**** DATA ROWS ****
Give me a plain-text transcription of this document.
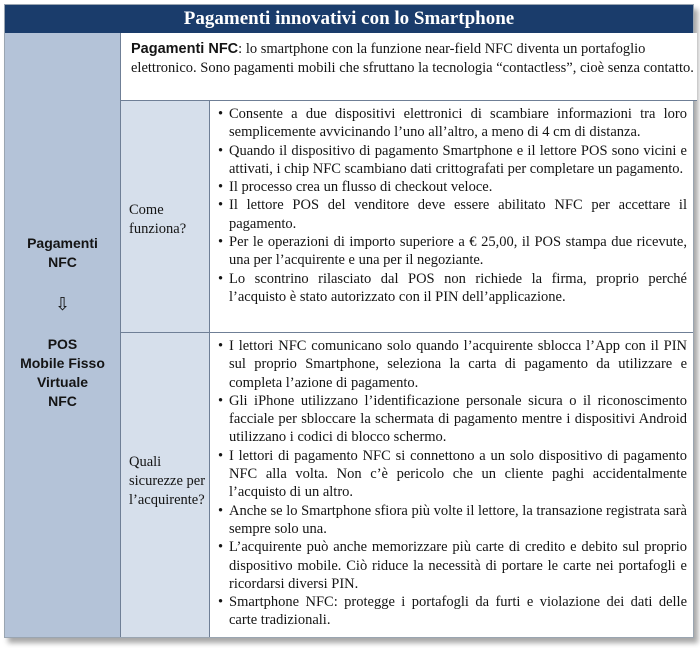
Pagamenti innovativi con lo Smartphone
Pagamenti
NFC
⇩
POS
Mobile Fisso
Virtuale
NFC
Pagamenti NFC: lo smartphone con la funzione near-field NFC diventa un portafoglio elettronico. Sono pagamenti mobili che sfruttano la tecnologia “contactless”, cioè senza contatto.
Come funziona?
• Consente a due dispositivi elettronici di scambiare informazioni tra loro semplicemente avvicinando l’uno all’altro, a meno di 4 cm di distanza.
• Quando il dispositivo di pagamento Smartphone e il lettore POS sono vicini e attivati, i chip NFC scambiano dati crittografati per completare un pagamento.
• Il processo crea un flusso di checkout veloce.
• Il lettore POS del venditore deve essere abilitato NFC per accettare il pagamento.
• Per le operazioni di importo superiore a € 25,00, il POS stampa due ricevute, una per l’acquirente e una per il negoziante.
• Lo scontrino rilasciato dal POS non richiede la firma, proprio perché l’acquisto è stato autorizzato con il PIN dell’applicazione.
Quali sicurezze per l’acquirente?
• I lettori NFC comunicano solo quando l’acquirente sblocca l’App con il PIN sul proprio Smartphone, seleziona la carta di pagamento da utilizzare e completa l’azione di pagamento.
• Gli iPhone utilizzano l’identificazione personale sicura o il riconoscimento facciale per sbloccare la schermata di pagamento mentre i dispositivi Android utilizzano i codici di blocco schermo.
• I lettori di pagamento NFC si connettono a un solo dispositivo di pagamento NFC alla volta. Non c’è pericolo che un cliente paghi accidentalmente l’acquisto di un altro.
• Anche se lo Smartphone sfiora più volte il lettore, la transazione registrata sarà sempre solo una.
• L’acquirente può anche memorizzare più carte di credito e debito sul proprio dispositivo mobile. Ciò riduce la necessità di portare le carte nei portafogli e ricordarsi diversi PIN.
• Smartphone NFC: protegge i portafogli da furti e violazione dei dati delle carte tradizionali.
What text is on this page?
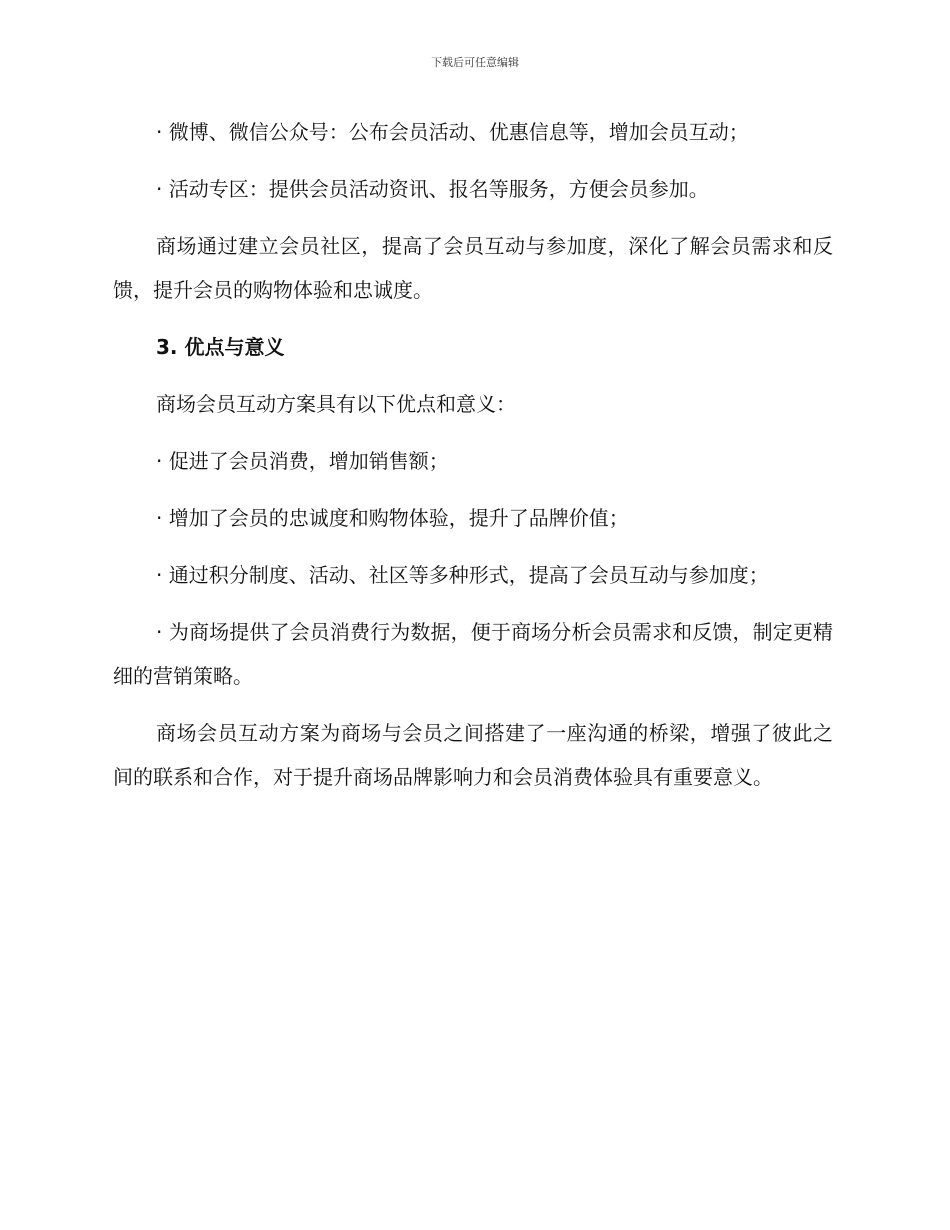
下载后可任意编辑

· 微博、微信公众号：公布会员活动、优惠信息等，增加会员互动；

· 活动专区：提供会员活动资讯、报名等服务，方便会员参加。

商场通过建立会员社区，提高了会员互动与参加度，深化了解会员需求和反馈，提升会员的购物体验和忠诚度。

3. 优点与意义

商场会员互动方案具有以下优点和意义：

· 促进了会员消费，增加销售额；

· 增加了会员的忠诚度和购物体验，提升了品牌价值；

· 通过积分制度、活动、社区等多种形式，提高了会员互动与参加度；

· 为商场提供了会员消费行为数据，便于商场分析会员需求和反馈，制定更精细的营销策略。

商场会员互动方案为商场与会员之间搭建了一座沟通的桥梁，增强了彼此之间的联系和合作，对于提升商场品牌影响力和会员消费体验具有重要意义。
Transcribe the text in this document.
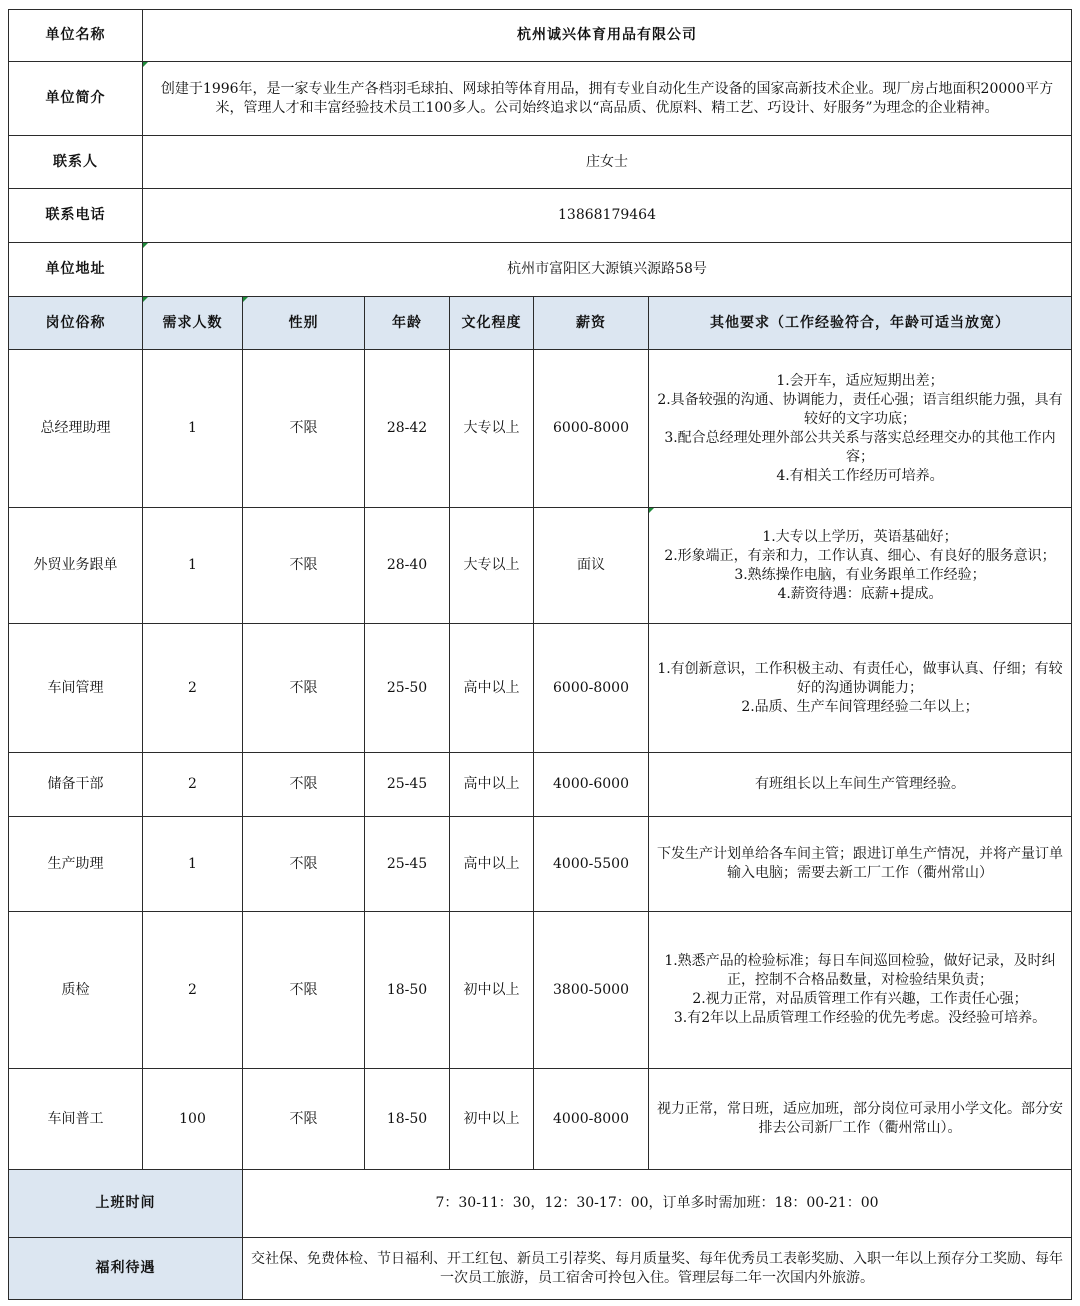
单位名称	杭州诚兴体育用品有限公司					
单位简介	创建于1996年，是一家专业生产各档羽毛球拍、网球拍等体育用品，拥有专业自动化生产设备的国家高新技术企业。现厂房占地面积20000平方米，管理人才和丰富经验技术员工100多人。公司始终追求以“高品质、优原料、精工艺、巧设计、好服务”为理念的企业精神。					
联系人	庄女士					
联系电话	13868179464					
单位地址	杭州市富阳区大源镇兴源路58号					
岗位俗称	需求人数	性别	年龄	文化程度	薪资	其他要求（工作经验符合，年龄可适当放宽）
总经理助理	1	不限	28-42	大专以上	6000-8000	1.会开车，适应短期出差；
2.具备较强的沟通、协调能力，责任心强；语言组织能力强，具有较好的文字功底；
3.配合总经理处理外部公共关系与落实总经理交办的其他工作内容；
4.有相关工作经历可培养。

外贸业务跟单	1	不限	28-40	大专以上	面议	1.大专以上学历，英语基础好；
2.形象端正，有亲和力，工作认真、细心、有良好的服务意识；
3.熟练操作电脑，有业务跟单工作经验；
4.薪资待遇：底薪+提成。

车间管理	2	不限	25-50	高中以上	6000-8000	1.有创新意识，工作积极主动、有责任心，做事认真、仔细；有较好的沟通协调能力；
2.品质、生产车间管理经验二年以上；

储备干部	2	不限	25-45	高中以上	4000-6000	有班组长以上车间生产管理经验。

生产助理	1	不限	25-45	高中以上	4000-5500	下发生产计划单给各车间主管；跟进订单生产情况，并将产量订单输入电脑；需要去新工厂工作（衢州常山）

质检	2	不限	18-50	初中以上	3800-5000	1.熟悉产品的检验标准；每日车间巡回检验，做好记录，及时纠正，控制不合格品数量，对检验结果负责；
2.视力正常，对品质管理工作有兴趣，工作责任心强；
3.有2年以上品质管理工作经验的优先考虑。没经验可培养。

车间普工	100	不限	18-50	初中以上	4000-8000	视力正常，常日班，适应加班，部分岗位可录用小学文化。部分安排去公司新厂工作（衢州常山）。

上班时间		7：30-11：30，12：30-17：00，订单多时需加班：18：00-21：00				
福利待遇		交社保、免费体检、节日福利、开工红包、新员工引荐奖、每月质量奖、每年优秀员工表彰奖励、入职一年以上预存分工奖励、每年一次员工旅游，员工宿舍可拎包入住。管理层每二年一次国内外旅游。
****
- **WORK TO BE COMPLETED**:
Reproduce the entries above exactly. Do not include the images.

- **THE RESULT**:
Give me a plain-text transcription of this document.
Pagamenti innovativi con lo Smartphone
Pagamenti
NFC
⇩
POS
Mobile Fisso
Virtuale
NFC
Pagamenti NFC: lo smartphone con la funzione near-field NFC diventa un portafoglio elettronico. Sono pagamenti mobili che sfruttano la tecnologia “contactless”, cioè senza contatto.
Come funziona?
• Consente a due dispositivi elettronici di scambiare informazioni tra loro semplicemente avvicinando l’uno all’altro, a meno di 4 cm di distanza.
• Quando il dispositivo di pagamento Smartphone e il lettore POS sono vicini e attivati, i chip NFC scambiano dati crittografati per completare un pagamento.
• Il processo crea un flusso di checkout veloce.
• Il lettore POS del venditore deve essere abilitato NFC per accettare il pagamento.
• Per le operazioni di importo superiore a € 25,00, il POS stampa due ricevute, una per l’acquirente e una per il negoziante.
• Lo scontrino rilasciato dal POS non richiede la firma, proprio perché l’acquisto è stato autorizzato con il PIN dell’applicazione.
Quali sicurezze per l’acquirente?
• I lettori NFC comunicano solo quando l’acquirente sblocca l’App con il PIN sul proprio Smartphone, seleziona la carta di pagamento da utilizzare e completa l’azione di pagamento.
• Gli iPhone utilizzano l’identificazione personale sicura o il riconoscimento facciale per sbloccare la schermata di pagamento mentre i dispositivi Android utilizzano i codici di blocco schermo.
• I lettori di pagamento NFC si connettono a un solo dispositivo di pagamento NFC alla volta. Non c’è pericolo che un cliente paghi accidentalmente l’acquisto di un altro.
• Anche se lo Smartphone sfiora più volte il lettore, la transazione registrata sarà sempre solo una.
• L’acquirente può anche memorizzare più carte di credito e debito sul proprio dispositivo mobile. Ciò riduce la necessità di portare le carte nei portafogli e ricordarsi diversi PIN.
• Smartphone NFC: protegge i portafogli da furti e violazione dei dati delle carte tradizionali.
What text is on this page?
下载后可任意编辑

· 微博、微信公众号：公布会员活动、优惠信息等，增加会员互动；

· 活动专区：提供会员活动资讯、报名等服务，方便会员参加。

商场通过建立会员社区，提高了会员互动与参加度，深化了解会员需求和反馈，提升会员的购物体验和忠诚度。

3. 优点与意义

商场会员互动方案具有以下优点和意义：

· 促进了会员消费，增加销售额；

· 增加了会员的忠诚度和购物体验，提升了品牌价值；

· 通过积分制度、活动、社区等多种形式，提高了会员互动与参加度；

· 为商场提供了会员消费行为数据，便于商场分析会员需求和反馈，制定更精细的营销策略。

商场会员互动方案为商场与会员之间搭建了一座沟通的桥梁，增强了彼此之间的联系和合作，对于提升商场品牌影响力和会员消费体验具有重要意义。
Transcribe the text in this document.
单位名称	杭州诚兴体育用品有限公司					
单位简介	创建于1996年，是一家专业生产各档羽毛球拍、网球拍等体育用品，拥有专业自动化生产设备的国家高新技术企业。现厂房占地面积20000平方米，管理人才和丰富经验技术员工100多人。公司始终追求以“高品质、优原料、精工艺、巧设计、好服务”为理念的企业精神。					
联系人	庄女士					
联系电话	13868179464					
单位地址	杭州市富阳区大源镇兴源路58号					
岗位俗称	需求人数	性别	年龄	文化程度	薪资	其他要求（工作经验符合，年龄可适当放宽）
总经理助理	1	不限	28-42	大专以上	6000-8000	1.会开车，适应短期出差；
2.具备较强的沟通、协调能力，责任心强；语言组织能力强，具有较好的文字功底；
3.配合总经理处理外部公共关系与落实总经理交办的其他工作内容；
4.有相关工作经历可培养。

外贸业务跟单	1	不限	28-40	大专以上	面议	1.大专以上学历，英语基础好；
2.形象端正，有亲和力，工作认真、细心、有良好的服务意识；
3.熟练操作电脑，有业务跟单工作经验；
4.薪资待遇：底薪+提成。

车间管理	2	不限	25-50	高中以上	6000-8000	1.有创新意识，工作积极主动、有责任心，做事认真、仔细；有较好的沟通协调能力；
2.品质、生产车间管理经验二年以上；

储备干部	2	不限	25-45	高中以上	4000-6000	有班组长以上车间生产管理经验。

生产助理	1	不限	25-45	高中以上	4000-5500	下发生产计划单给各车间主管；跟进订单生产情况，并将产量订单输入电脑；需要去新工厂工作（衢州常山）

质检	2	不限	18-50	初中以上	3800-5000	1.熟悉产品的检验标准；每日车间巡回检验，做好记录，及时纠正，控制不合格品数量，对检验结果负责；
2.视力正常，对品质管理工作有兴趣，工作责任心强；
3.有2年以上品质管理工作经验的优先考虑。没经验可培养。

车间普工	100	不限	18-50	初中以上	4000-8000	视力正常，常日班，适应加班，部分岗位可录用小学文化。部分安排去公司新厂工作（衢州常山）。

上班时间		7：30-11：30，12：30-17：00，订单多时需加班：18：00-21：00				
福利待遇		交社保、免费体检、节日福利、开工红包、新员工引荐奖、每月质量奖、每年优秀员工表彰奖励、入职一年以上预存分工奖励、每年一次员工旅游，员工宿舍可拎包入住。管理层每二年一次国内外旅游。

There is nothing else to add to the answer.